#### Task to complete
Could you write out the records below exactly as they appear, leaving out any pictures?

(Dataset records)
* start *

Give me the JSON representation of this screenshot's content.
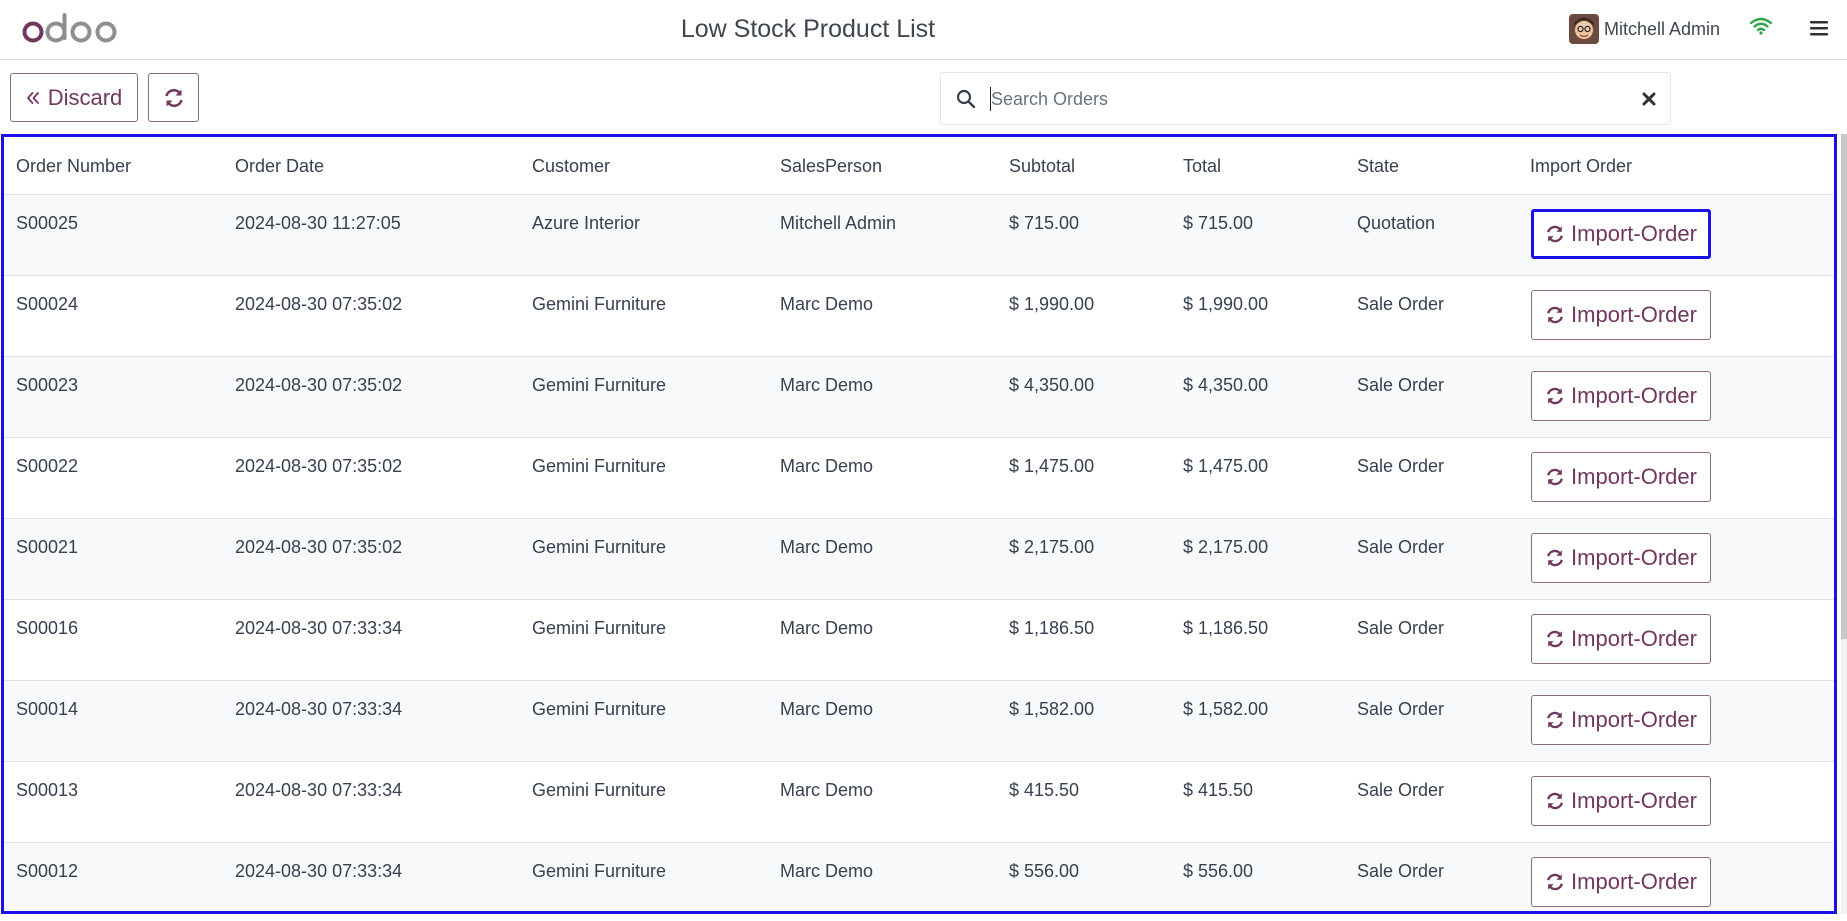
{
  "header": {
    "title": "Low Stock Product List",
    "user_name": "Mitchell Admin"
  },
  "toolbar": {
    "discard_label": "Discard"
  },
  "search": {
    "placeholder": "Search Orders",
    "value": ""
  },
  "table": {
    "columns": [
      "Order Number",
      "Order Date",
      "Customer",
      "SalesPerson",
      "Subtotal",
      "Total",
      "State",
      "Import Order"
    ],
    "button_label": "Import-Order",
    "rows": [
      {
        "order": "S00025",
        "date": "2024-08-30 11:27:05",
        "customer": "Azure Interior",
        "salesperson": "Mitchell Admin",
        "subtotal": "$ 715.00",
        "total": "$ 715.00",
        "state": "Quotation"
      },
      {
        "order": "S00024",
        "date": "2024-08-30 07:35:02",
        "customer": "Gemini Furniture",
        "salesperson": "Marc Demo",
        "subtotal": "$ 1,990.00",
        "total": "$ 1,990.00",
        "state": "Sale Order"
      },
      {
        "order": "S00023",
        "date": "2024-08-30 07:35:02",
        "customer": "Gemini Furniture",
        "salesperson": "Marc Demo",
        "subtotal": "$ 4,350.00",
        "total": "$ 4,350.00",
        "state": "Sale Order"
      },
      {
        "order": "S00022",
        "date": "2024-08-30 07:35:02",
        "customer": "Gemini Furniture",
        "salesperson": "Marc Demo",
        "subtotal": "$ 1,475.00",
        "total": "$ 1,475.00",
        "state": "Sale Order"
      },
      {
        "order": "S00021",
        "date": "2024-08-30 07:35:02",
        "customer": "Gemini Furniture",
        "salesperson": "Marc Demo",
        "subtotal": "$ 2,175.00",
        "total": "$ 2,175.00",
        "state": "Sale Order"
      },
      {
        "order": "S00016",
        "date": "2024-08-30 07:33:34",
        "customer": "Gemini Furniture",
        "salesperson": "Marc Demo",
        "subtotal": "$ 1,186.50",
        "total": "$ 1,186.50",
        "state": "Sale Order"
      },
      {
        "order": "S00014",
        "date": "2024-08-30 07:33:34",
        "customer": "Gemini Furniture",
        "salesperson": "Marc Demo",
        "subtotal": "$ 1,582.00",
        "total": "$ 1,582.00",
        "state": "Sale Order"
      },
      {
        "order": "S00013",
        "date": "2024-08-30 07:33:34",
        "customer": "Gemini Furniture",
        "salesperson": "Marc Demo",
        "subtotal": "$ 415.50",
        "total": "$ 415.50",
        "state": "Sale Order"
      },
      {
        "order": "S00012",
        "date": "2024-08-30 07:33:34",
        "customer": "Gemini Furniture",
        "salesperson": "Marc Demo",
        "subtotal": "$ 556.00",
        "total": "$ 556.00",
        "state": "Sale Order"
      }
    ]
  },
  "icons": {
    "logo": "odoo-logo",
    "discard": "double-chevron-left-icon",
    "refresh": "refresh-icon",
    "search": "search-icon",
    "clear": "close-icon",
    "wifi": "wifi-icon",
    "menu": "hamburger-menu-icon"
  },
  "colors": {
    "brand": "#71375f",
    "focus": "#1a10e6",
    "wifi": "#28a745"
  }
}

* end *

#### Written solution
Give me the JSON representation of this screenshot's content.
{
  "header": {
    "title": "Low Stock Product List",
    "user_name": "Mitchell Admin"
  },
  "toolbar": {
    "discard_label": "Discard"
  },
  "search": {
    "placeholder": "Search Orders",
    "value": ""
  },
  "table": {
    "columns": [
      "Order Number",
      "Order Date",
      "Customer",
      "SalesPerson",
      "Subtotal",
      "Total",
      "State",
      "Import Order"
    ],
    "button_label": "Import-Order",
    "rows": [
      {
        "order": "S00025",
        "date": "2024-08-30 11:27:05",
        "customer": "Azure Interior",
        "salesperson": "Mitchell Admin",
        "subtotal": "$ 715.00",
        "total": "$ 715.00",
        "state": "Quotation"
      },
      {
        "order": "S00024",
        "date": "2024-08-30 07:35:02",
        "customer": "Gemini Furniture",
        "salesperson": "Marc Demo",
        "subtotal": "$ 1,990.00",
        "total": "$ 1,990.00",
        "state": "Sale Order"
      },
      {
        "order": "S00023",
        "date": "2024-08-30 07:35:02",
        "customer": "Gemini Furniture",
        "salesperson": "Marc Demo",
        "subtotal": "$ 4,350.00",
        "total": "$ 4,350.00",
        "state": "Sale Order"
      },
      {
        "order": "S00022",
        "date": "2024-08-30 07:35:02",
        "customer": "Gemini Furniture",
        "salesperson": "Marc Demo",
        "subtotal": "$ 1,475.00",
        "total": "$ 1,475.00",
        "state": "Sale Order"
      },
      {
        "order": "S00021",
        "date": "2024-08-30 07:35:02",
        "customer": "Gemini Furniture",
        "salesperson": "Marc Demo",
        "subtotal": "$ 2,175.00",
        "total": "$ 2,175.00",
        "state": "Sale Order"
      },
      {
        "order": "S00016",
        "date": "2024-08-30 07:33:34",
        "customer": "Gemini Furniture",
        "salesperson": "Marc Demo",
        "subtotal": "$ 1,186.50",
        "total": "$ 1,186.50",
        "state": "Sale Order"
      },
      {
        "order": "S00014",
        "date": "2024-08-30 07:33:34",
        "customer": "Gemini Furniture",
        "salesperson": "Marc Demo",
        "subtotal": "$ 1,582.00",
        "total": "$ 1,582.00",
        "state": "Sale Order"
      },
      {
        "order": "S00013",
        "date": "2024-08-30 07:33:34",
        "customer": "Gemini Furniture",
        "salesperson": "Marc Demo",
        "subtotal": "$ 415.50",
        "total": "$ 415.50",
        "state": "Sale Order"
      },
      {
        "order": "S00012",
        "date": "2024-08-30 07:33:34",
        "customer": "Gemini Furniture",
        "salesperson": "Marc Demo",
        "subtotal": "$ 556.00",
        "total": "$ 556.00",
        "state": "Sale Order"
      }
    ]
  },
  "icons": {
    "logo": "odoo-logo",
    "discard": "double-chevron-left-icon",
    "refresh": "refresh-icon",
    "search": "search-icon",
    "clear": "close-icon",
    "wifi": "wifi-icon",
    "menu": "hamburger-menu-icon"
  },
  "colors": {
    "brand": "#71375f",
    "focus": "#1a10e6",
    "wifi": "#28a745"
  }
}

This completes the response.